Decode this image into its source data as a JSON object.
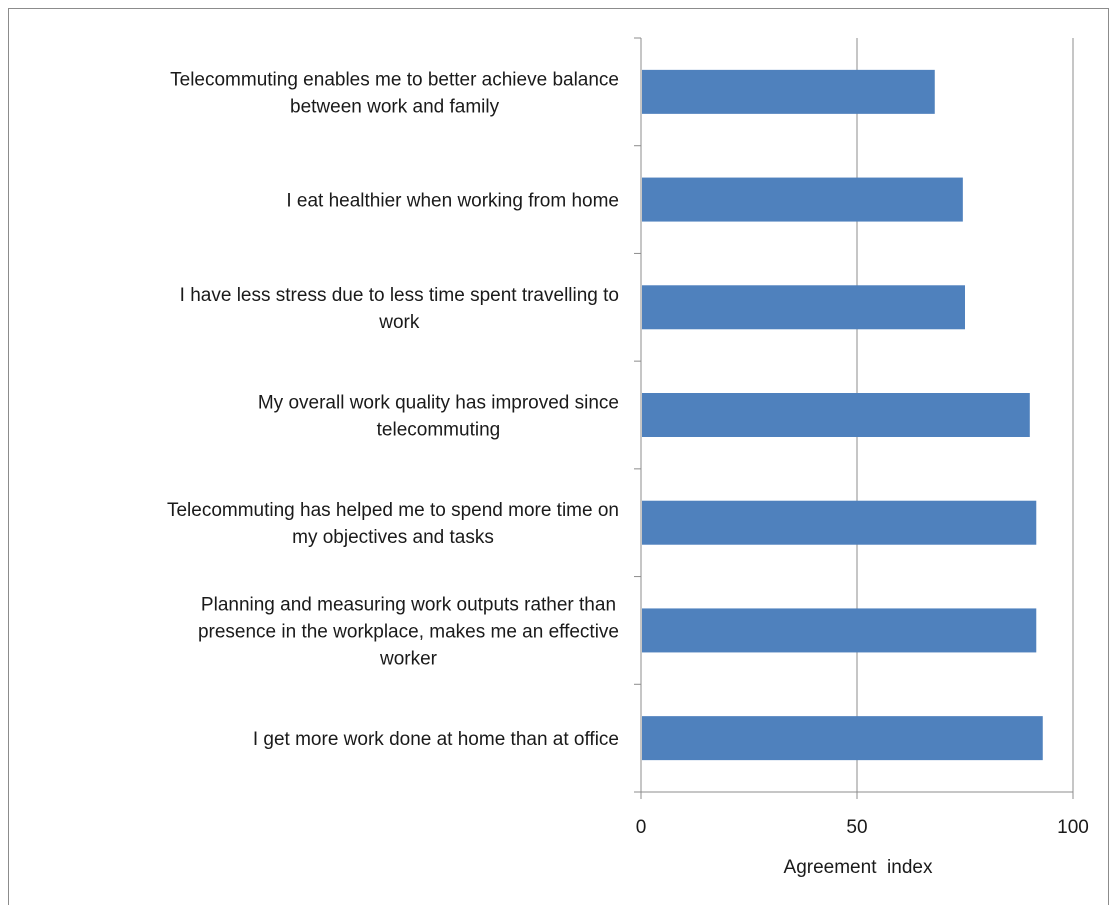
{
  "chart_data": {
    "type": "bar",
    "orientation": "horizontal",
    "xlabel": "Agreement  index",
    "ylabel": "",
    "xlim": [
      0,
      100
    ],
    "xticks": [
      "0",
      "50",
      "100"
    ],
    "grid": true,
    "legend": "none",
    "bar_color": "#4f81bd",
    "categories": [
      [
        "Telecommuting enables me to better achieve balance",
        "between work and family"
      ],
      [
        "I eat healthier when working from home"
      ],
      [
        "I have less stress due to less time spent travelling to",
        "work"
      ],
      [
        "My overall work quality has improved since",
        "telecommuting"
      ],
      [
        "Telecommuting has helped me to spend more time on",
        "my objectives and tasks"
      ],
      [
        "Planning and measuring work outputs rather than",
        "presence in the workplace, makes me an effective",
        "worker"
      ],
      [
        "I get more work done at home than at office"
      ]
    ],
    "values": [
      68,
      74.5,
      75,
      90,
      91.5,
      91.5,
      93
    ]
  }
}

● ● ●

Work to be completed:
Give back every line exactly as it stands, pictures excluded.

Answer to this exercise:
Decode this image into its source data as a JSON object.
{
  "chart_data": {
    "type": "bar",
    "orientation": "horizontal",
    "xlabel": "Agreement  index",
    "ylabel": "",
    "xlim": [
      0,
      100
    ],
    "xticks": [
      "0",
      "50",
      "100"
    ],
    "grid": true,
    "legend": "none",
    "bar_color": "#4f81bd",
    "categories": [
      [
        "Telecommuting enables me to better achieve balance",
        "between work and family"
      ],
      [
        "I eat healthier when working from home"
      ],
      [
        "I have less stress due to less time spent travelling to",
        "work"
      ],
      [
        "My overall work quality has improved since",
        "telecommuting"
      ],
      [
        "Telecommuting has helped me to spend more time on",
        "my objectives and tasks"
      ],
      [
        "Planning and measuring work outputs rather than",
        "presence in the workplace, makes me an effective",
        "worker"
      ],
      [
        "I get more work done at home than at office"
      ]
    ],
    "values": [
      68,
      74.5,
      75,
      90,
      91.5,
      91.5,
      93
    ]
  }
}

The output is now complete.